### [Job]
In the forum thread about the booking promo, why does one reply call the promo description misleading? Answer in one to three sentences.

Just off-topic, but IF this 'Travel Pass' is the new voucher system (gift vouchers), then it seems the old trick of making vouchers when double status credits are on will be gone and closed off.
 
I have some concerns about this promo!

The booking period is 9 November to 22 November, but the draw is on 14 December. The total prize pool is $1 million. Winners will only be drawn until the $1 million is reached.

I'm not sure the promo is actually 1 in 100 will win. It's something like 1 in 100 *might* win. But my concern is that people may be buying tickets before the promo closes and actually have no chance of winning?
 
I have some concerns about this promo!

The booking period is 9 November to 22 November, but the draw is on 14 December. The total prize pool is $1 million. Winners will only be drawn until the $1 million is reached.

I'm not sure the promo is actually 1 in 100 will win. It's something like 1 in 100 *might* win. But my concern is that people may be buying tickets before the promo closes and actually have no chance of winning?

You're right. The promo description is misleading. It should be more accurately called something like the $1m booking giveaway or similar with the 1 in 100 mechanics only described in the terms. Or just make that $1m limit explicitly clear in the description as it's actually the key determinant of how many prizes will be given.

They set a cap of $5000 a prize, but even at an average prize of 10% of that, at $500, that's only 2000 prizes. Which means 200000 bookings - 100,000 a week. I'd expect their bookings will be under that limit, but then again with Christmas coming and borders opening up, maybe not.
 
It just occurred to me that the name of this promotion is taken from the lyrics of I Still Call Australia Home... Awww!
 
A 1 in 100 chance (at best) at winning a prize? Nah, I'll pass...
 
I'm not sure the promo is actually 1 in 100 will win. It's something like 1 in 100 *might* win. But my concern is that people may be buying tickets before the promo closes and actually have no chance of winning?

If they're drawn randomly from all bookings in the promo period, then it's hard to conclude there is no chance to win for a subset of bookings.
 
If they're drawn randomly from all bookings in the promo period, then it's hard to conclude there is no chance to win for a subset of bookings.

If we assume a minimum ticket cost of $100, there could be some point during the promo where they sold more than the $1 million in prizes? Which would potentially mean the prize would no longer be 1 in 100, it would be something less?
 
If we assume a minimum ticket cost of $100, there could be some point during the promo where they sold more than the $1 million in prizes? Which would potentially mean the prize would no longer be 1 in 100, it would be something less?
true
However, that doesn't mean tickets purchased after than point in time have no chance of winning...

### [Excerpted records]

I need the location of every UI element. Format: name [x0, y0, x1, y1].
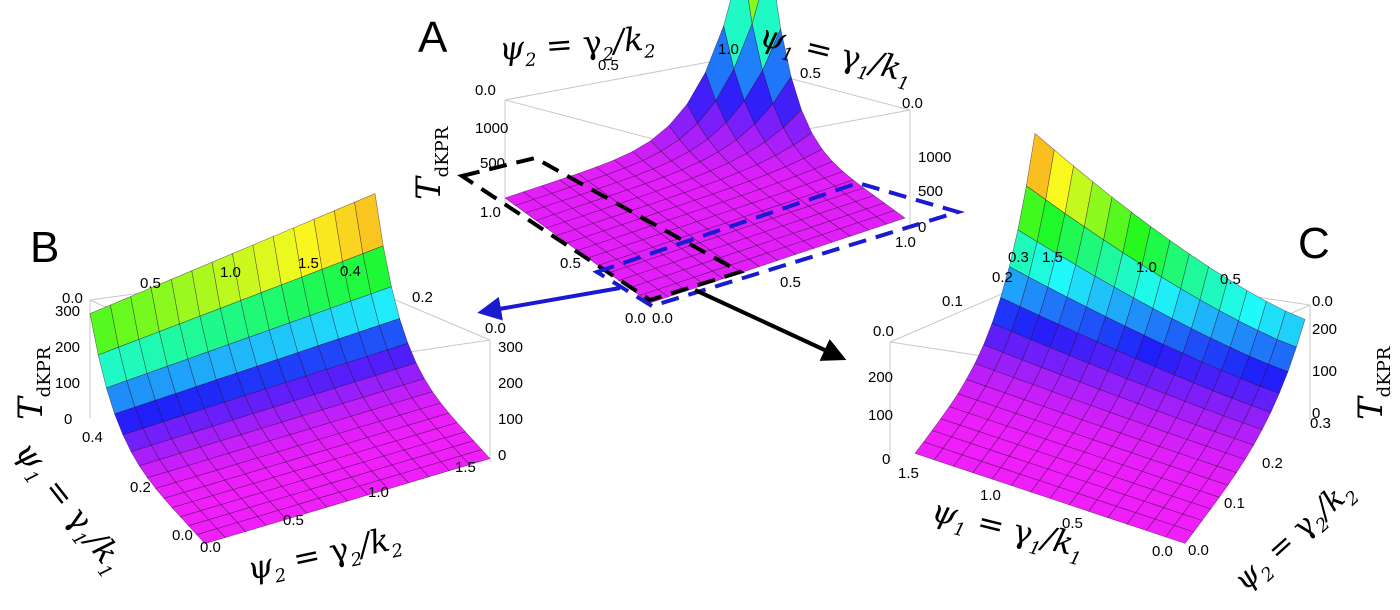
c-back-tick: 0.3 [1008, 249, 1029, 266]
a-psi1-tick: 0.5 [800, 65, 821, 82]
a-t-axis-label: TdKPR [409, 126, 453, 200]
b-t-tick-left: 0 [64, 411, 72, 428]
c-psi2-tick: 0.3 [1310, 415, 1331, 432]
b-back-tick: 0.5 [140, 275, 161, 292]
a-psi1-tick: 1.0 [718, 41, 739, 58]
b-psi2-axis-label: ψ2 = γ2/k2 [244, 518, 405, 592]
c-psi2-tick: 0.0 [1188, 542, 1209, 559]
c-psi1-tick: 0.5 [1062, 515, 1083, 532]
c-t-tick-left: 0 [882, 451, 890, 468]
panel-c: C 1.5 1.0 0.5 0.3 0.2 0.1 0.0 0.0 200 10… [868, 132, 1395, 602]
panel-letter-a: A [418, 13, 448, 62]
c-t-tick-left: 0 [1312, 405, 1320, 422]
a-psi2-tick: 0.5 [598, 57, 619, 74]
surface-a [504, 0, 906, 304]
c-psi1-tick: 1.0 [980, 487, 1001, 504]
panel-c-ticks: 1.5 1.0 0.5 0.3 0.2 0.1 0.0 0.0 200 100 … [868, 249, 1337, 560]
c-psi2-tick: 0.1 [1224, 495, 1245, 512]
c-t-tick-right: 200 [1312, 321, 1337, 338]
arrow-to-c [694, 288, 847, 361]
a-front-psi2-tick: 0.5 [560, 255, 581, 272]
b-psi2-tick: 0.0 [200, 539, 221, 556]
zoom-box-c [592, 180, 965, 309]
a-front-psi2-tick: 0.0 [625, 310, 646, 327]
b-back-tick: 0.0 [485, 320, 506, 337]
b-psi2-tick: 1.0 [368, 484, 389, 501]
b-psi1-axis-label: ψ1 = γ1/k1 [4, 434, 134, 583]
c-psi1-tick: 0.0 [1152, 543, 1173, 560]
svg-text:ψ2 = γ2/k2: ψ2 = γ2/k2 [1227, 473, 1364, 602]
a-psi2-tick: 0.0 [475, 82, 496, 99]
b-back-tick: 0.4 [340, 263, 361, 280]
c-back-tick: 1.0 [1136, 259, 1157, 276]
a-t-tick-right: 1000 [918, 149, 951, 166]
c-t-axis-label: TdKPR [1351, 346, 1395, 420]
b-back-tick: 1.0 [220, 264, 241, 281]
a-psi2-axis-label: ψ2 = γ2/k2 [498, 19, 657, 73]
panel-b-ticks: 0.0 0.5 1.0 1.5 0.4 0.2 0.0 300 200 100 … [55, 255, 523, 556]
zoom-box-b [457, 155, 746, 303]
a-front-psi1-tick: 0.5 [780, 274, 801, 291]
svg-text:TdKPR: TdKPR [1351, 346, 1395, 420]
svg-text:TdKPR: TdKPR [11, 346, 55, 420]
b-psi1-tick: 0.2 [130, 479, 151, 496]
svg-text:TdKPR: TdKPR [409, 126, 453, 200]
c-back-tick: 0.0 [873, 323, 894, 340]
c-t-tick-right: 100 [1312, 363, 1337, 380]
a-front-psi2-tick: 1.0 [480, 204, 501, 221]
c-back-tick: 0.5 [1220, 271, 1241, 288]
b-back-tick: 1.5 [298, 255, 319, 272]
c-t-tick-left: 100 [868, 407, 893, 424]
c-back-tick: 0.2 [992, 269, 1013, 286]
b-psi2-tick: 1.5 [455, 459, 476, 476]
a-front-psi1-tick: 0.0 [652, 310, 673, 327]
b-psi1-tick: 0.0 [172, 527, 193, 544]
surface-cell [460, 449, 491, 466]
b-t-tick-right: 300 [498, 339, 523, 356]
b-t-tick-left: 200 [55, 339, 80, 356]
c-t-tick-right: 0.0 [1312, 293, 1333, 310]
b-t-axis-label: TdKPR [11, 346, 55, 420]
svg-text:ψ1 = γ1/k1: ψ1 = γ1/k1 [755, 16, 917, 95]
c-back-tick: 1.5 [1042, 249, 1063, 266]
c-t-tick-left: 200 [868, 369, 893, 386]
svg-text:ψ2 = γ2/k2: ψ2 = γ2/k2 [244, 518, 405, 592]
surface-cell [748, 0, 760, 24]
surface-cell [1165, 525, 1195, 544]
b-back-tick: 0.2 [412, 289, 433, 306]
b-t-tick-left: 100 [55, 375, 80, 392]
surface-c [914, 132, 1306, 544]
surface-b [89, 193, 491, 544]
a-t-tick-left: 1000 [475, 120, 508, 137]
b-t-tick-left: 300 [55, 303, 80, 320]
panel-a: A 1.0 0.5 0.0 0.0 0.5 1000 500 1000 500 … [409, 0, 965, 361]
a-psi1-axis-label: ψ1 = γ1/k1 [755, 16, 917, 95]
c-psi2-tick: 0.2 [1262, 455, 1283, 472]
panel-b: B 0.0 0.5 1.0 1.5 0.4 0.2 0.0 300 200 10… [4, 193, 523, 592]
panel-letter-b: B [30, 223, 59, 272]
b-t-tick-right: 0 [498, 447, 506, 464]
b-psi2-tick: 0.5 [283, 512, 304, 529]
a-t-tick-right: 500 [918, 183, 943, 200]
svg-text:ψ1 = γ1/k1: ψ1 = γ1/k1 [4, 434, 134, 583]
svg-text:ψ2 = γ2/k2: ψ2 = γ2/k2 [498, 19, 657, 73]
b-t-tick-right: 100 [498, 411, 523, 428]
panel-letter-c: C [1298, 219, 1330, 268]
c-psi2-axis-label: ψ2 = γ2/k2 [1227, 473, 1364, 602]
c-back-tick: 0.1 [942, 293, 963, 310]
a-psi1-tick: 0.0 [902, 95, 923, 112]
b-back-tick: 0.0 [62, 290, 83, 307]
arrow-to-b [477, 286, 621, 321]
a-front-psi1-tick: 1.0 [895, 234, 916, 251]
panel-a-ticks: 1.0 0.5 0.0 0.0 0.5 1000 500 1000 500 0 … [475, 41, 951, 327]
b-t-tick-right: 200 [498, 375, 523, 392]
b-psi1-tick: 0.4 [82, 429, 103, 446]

### [Exercise solution]
The reply says the description is misleading because the $1 million limit on the total prize pool, not the 1 in 100 figure, is the key determinant of how many prizes will be given. It suggests calling it something like the $1m booking giveaway, or making that limit explicitly clear in the description.